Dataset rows
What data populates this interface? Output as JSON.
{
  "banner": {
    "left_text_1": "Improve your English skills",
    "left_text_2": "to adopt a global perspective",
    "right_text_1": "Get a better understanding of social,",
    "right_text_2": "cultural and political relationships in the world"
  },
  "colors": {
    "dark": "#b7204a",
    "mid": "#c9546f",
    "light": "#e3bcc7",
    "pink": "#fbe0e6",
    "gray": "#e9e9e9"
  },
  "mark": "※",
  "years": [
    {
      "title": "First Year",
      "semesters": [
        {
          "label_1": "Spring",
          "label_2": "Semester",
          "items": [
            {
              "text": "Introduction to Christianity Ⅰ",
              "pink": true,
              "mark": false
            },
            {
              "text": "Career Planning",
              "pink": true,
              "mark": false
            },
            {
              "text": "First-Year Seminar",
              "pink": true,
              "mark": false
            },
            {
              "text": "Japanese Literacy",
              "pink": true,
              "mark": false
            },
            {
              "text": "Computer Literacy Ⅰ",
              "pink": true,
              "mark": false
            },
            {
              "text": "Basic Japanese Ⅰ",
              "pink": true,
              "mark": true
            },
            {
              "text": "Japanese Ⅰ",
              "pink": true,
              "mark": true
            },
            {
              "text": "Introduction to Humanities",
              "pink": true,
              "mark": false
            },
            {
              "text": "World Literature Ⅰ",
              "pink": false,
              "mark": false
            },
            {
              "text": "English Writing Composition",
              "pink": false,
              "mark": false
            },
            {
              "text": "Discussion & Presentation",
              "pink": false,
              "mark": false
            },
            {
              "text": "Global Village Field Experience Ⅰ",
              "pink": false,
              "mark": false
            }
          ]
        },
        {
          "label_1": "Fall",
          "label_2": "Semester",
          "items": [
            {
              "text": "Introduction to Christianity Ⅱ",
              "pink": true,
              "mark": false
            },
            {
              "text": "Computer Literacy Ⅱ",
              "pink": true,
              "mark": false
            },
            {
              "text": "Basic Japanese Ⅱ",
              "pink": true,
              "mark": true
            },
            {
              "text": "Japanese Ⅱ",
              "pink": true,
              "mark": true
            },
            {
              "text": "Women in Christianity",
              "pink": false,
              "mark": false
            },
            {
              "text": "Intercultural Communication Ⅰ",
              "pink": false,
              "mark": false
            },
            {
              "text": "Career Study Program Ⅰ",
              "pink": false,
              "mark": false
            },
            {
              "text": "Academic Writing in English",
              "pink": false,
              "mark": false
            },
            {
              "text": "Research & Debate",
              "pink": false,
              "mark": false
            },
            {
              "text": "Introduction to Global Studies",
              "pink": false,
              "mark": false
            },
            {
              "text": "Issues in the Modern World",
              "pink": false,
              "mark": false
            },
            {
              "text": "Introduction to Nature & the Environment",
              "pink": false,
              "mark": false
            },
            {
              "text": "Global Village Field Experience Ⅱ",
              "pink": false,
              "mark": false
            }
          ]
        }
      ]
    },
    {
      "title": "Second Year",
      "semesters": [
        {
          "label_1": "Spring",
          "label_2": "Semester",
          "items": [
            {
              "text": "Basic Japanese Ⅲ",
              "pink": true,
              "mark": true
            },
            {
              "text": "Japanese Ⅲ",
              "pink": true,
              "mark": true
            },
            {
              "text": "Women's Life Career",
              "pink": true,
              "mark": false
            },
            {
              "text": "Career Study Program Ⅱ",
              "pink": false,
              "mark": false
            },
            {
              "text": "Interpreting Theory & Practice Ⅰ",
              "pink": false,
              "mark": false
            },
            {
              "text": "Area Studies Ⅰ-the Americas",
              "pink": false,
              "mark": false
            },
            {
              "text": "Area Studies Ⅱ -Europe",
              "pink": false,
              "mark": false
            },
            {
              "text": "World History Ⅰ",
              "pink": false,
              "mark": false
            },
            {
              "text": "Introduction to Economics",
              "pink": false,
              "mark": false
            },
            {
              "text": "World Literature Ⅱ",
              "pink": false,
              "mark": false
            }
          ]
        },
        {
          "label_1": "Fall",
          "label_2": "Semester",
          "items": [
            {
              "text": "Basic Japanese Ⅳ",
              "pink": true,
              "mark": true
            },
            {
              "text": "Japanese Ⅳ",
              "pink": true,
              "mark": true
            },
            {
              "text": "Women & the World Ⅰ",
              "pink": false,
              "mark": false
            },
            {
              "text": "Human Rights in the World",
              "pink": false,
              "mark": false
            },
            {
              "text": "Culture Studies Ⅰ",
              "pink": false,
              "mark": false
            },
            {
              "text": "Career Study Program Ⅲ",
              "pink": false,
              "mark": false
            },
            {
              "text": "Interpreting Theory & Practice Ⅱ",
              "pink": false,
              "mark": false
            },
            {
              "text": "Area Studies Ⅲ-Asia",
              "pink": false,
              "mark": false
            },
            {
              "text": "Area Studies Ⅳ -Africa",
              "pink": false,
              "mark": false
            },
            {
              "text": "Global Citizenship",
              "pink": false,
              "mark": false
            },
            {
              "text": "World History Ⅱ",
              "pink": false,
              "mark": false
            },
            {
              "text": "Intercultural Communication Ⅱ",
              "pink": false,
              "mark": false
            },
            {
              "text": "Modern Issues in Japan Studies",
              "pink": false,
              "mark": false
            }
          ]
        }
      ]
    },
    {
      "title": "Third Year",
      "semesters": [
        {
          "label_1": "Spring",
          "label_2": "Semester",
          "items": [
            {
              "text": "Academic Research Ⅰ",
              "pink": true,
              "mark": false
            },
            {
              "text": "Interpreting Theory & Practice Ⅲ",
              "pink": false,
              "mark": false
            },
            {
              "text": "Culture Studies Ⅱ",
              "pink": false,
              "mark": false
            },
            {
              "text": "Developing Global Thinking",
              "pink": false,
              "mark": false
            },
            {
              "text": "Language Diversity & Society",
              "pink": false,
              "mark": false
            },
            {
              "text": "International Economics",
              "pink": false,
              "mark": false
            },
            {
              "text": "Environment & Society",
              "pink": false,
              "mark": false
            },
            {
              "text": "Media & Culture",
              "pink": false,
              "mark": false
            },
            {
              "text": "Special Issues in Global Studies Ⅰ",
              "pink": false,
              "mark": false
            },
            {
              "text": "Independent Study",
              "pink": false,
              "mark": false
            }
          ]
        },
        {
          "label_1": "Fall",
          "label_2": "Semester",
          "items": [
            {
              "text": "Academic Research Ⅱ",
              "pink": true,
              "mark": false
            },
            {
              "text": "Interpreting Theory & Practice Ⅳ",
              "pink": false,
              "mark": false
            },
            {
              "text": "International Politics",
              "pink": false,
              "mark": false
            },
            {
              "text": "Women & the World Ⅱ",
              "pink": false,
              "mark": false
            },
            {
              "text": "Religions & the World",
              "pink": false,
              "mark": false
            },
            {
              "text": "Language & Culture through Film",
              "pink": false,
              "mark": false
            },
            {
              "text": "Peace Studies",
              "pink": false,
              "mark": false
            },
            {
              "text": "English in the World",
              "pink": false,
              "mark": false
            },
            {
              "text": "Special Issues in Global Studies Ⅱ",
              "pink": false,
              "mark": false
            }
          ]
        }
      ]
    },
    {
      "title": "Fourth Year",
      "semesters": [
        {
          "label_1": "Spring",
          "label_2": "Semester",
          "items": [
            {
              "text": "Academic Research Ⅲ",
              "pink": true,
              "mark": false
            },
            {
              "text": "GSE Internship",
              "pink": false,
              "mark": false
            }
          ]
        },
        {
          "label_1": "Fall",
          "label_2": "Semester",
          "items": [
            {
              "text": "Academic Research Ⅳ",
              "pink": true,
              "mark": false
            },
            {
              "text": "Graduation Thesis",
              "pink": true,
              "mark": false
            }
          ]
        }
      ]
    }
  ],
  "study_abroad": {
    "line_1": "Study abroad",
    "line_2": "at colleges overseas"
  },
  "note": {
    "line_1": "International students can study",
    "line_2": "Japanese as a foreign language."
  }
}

WHAT YOU NEED TO DO: Write all of the records out again exactly.

COMPLETE OUTPUT:
What data populates this interface? Output as JSON.
{
  "banner": {
    "left_text_1": "Improve your English skills",
    "left_text_2": "to adopt a global perspective",
    "right_text_1": "Get a better understanding of social,",
    "right_text_2": "cultural and political relationships in the world"
  },
  "colors": {
    "dark": "#b7204a",
    "mid": "#c9546f",
    "light": "#e3bcc7",
    "pink": "#fbe0e6",
    "gray": "#e9e9e9"
  },
  "mark": "※",
  "years": [
    {
      "title": "First Year",
      "semesters": [
        {
          "label_1": "Spring",
          "label_2": "Semester",
          "items": [
            {
              "text": "Introduction to Christianity Ⅰ",
              "pink": true,
              "mark": false
            },
            {
              "text": "Career Planning",
              "pink": true,
              "mark": false
            },
            {
              "text": "First-Year Seminar",
              "pink": true,
              "mark": false
            },
            {
              "text": "Japanese Literacy",
              "pink": true,
              "mark": false
            },
            {
              "text": "Computer Literacy Ⅰ",
              "pink": true,
              "mark": false
            },
            {
              "text": "Basic Japanese Ⅰ",
              "pink": true,
              "mark": true
            },
            {
              "text": "Japanese Ⅰ",
              "pink": true,
              "mark": true
            },
            {
              "text": "Introduction to Humanities",
              "pink": true,
              "mark": false
            },
            {
              "text": "World Literature Ⅰ",
              "pink": false,
              "mark": false
            },
            {
              "text": "English Writing Composition",
              "pink": false,
              "mark": false
            },
            {
              "text": "Discussion & Presentation",
              "pink": false,
              "mark": false
            },
            {
              "text": "Global Village Field Experience Ⅰ",
              "pink": false,
              "mark": false
            }
          ]
        },
        {
          "label_1": "Fall",
          "label_2": "Semester",
          "items": [
            {
              "text": "Introduction to Christianity Ⅱ",
              "pink": true,
              "mark": false
            },
            {
              "text": "Computer Literacy Ⅱ",
              "pink": true,
              "mark": false
            },
            {
              "text": "Basic Japanese Ⅱ",
              "pink": true,
              "mark": true
            },
            {
              "text": "Japanese Ⅱ",
              "pink": true,
              "mark": true
            },
            {
              "text": "Women in Christianity",
              "pink": false,
              "mark": false
            },
            {
              "text": "Intercultural Communication Ⅰ",
              "pink": false,
              "mark": false
            },
            {
              "text": "Career Study Program Ⅰ",
              "pink": false,
              "mark": false
            },
            {
              "text": "Academic Writing in English",
              "pink": false,
              "mark": false
            },
            {
              "text": "Research & Debate",
              "pink": false,
              "mark": false
            },
            {
              "text": "Introduction to Global Studies",
              "pink": false,
              "mark": false
            },
            {
              "text": "Issues in the Modern World",
              "pink": false,
              "mark": false
            },
            {
              "text": "Introduction to Nature & the Environment",
              "pink": false,
              "mark": false
            },
            {
              "text": "Global Village Field Experience Ⅱ",
              "pink": false,
              "mark": false
            }
          ]
        }
      ]
    },
    {
      "title": "Second Year",
      "semesters": [
        {
          "label_1": "Spring",
          "label_2": "Semester",
          "items": [
            {
              "text": "Basic Japanese Ⅲ",
              "pink": true,
              "mark": true
            },
            {
              "text": "Japanese Ⅲ",
              "pink": true,
              "mark": true
            },
            {
              "text": "Women's Life Career",
              "pink": true,
              "mark": false
            },
            {
              "text": "Career Study Program Ⅱ",
              "pink": false,
              "mark": false
            },
            {
              "text": "Interpreting Theory & Practice Ⅰ",
              "pink": false,
              "mark": false
            },
            {
              "text": "Area Studies Ⅰ-the Americas",
              "pink": false,
              "mark": false
            },
            {
              "text": "Area Studies Ⅱ -Europe",
              "pink": false,
              "mark": false
            },
            {
              "text": "World History Ⅰ",
              "pink": false,
              "mark": false
            },
            {
              "text": "Introduction to Economics",
              "pink": false,
              "mark": false
            },
            {
              "text": "World Literature Ⅱ",
              "pink": false,
              "mark": false
            }
          ]
        },
        {
          "label_1": "Fall",
          "label_2": "Semester",
          "items": [
            {
              "text": "Basic Japanese Ⅳ",
              "pink": true,
              "mark": true
            },
            {
              "text": "Japanese Ⅳ",
              "pink": true,
              "mark": true
            },
            {
              "text": "Women & the World Ⅰ",
              "pink": false,
              "mark": false
            },
            {
              "text": "Human Rights in the World",
              "pink": false,
              "mark": false
            },
            {
              "text": "Culture Studies Ⅰ",
              "pink": false,
              "mark": false
            },
            {
              "text": "Career Study Program Ⅲ",
              "pink": false,
              "mark": false
            },
            {
              "text": "Interpreting Theory & Practice Ⅱ",
              "pink": false,
              "mark": false
            },
            {
              "text": "Area Studies Ⅲ-Asia",
              "pink": false,
              "mark": false
            },
            {
              "text": "Area Studies Ⅳ -Africa",
              "pink": false,
              "mark": false
            },
            {
              "text": "Global Citizenship",
              "pink": false,
              "mark": false
            },
            {
              "text": "World History Ⅱ",
              "pink": false,
              "mark": false
            },
            {
              "text": "Intercultural Communication Ⅱ",
              "pink": false,
              "mark": false
            },
            {
              "text": "Modern Issues in Japan Studies",
              "pink": false,
              "mark": false
            }
          ]
        }
      ]
    },
    {
      "title": "Third Year",
      "semesters": [
        {
          "label_1": "Spring",
          "label_2": "Semester",
          "items": [
            {
              "text": "Academic Research Ⅰ",
              "pink": true,
              "mark": false
            },
            {
              "text": "Interpreting Theory & Practice Ⅲ",
              "pink": false,
              "mark": false
            },
            {
              "text": "Culture Studies Ⅱ",
              "pink": false,
              "mark": false
            },
            {
              "text": "Developing Global Thinking",
              "pink": false,
              "mark": false
            },
            {
              "text": "Language Diversity & Society",
              "pink": false,
              "mark": false
            },
            {
              "text": "International Economics",
              "pink": false,
              "mark": false
            },
            {
              "text": "Environment & Society",
              "pink": false,
              "mark": false
            },
            {
              "text": "Media & Culture",
              "pink": false,
              "mark": false
            },
            {
              "text": "Special Issues in Global Studies Ⅰ",
              "pink": false,
              "mark": false
            },
            {
              "text": "Independent Study",
              "pink": false,
              "mark": false
            }
          ]
        },
        {
          "label_1": "Fall",
          "label_2": "Semester",
          "items": [
            {
              "text": "Academic Research Ⅱ",
              "pink": true,
              "mark": false
            },
            {
              "text": "Interpreting Theory & Practice Ⅳ",
              "pink": false,
              "mark": false
            },
            {
              "text": "International Politics",
              "pink": false,
              "mark": false
            },
            {
              "text": "Women & the World Ⅱ",
              "pink": false,
              "mark": false
            },
            {
              "text": "Religions & the World",
              "pink": false,
              "mark": false
            },
            {
              "text": "Language & Culture through Film",
              "pink": false,
              "mark": false
            },
            {
              "text": "Peace Studies",
              "pink": false,
              "mark": false
            },
            {
              "text": "English in the World",
              "pink": false,
              "mark": false
            },
            {
              "text": "Special Issues in Global Studies Ⅱ",
              "pink": false,
              "mark": false
            }
          ]
        }
      ]
    },
    {
      "title": "Fourth Year",
      "semesters": [
        {
          "label_1": "Spring",
          "label_2": "Semester",
          "items": [
            {
              "text": "Academic Research Ⅲ",
              "pink": true,
              "mark": false
            },
            {
              "text": "GSE Internship",
              "pink": false,
              "mark": false
            }
          ]
        },
        {
          "label_1": "Fall",
          "label_2": "Semester",
          "items": [
            {
              "text": "Academic Research Ⅳ",
              "pink": true,
              "mark": false
            },
            {
              "text": "Graduation Thesis",
              "pink": true,
              "mark": false
            }
          ]
        }
      ]
    }
  ],
  "study_abroad": {
    "line_1": "Study abroad",
    "line_2": "at colleges overseas"
  },
  "note": {
    "line_1": "International students can study",
    "line_2": "Japanese as a foreign language."
  }
}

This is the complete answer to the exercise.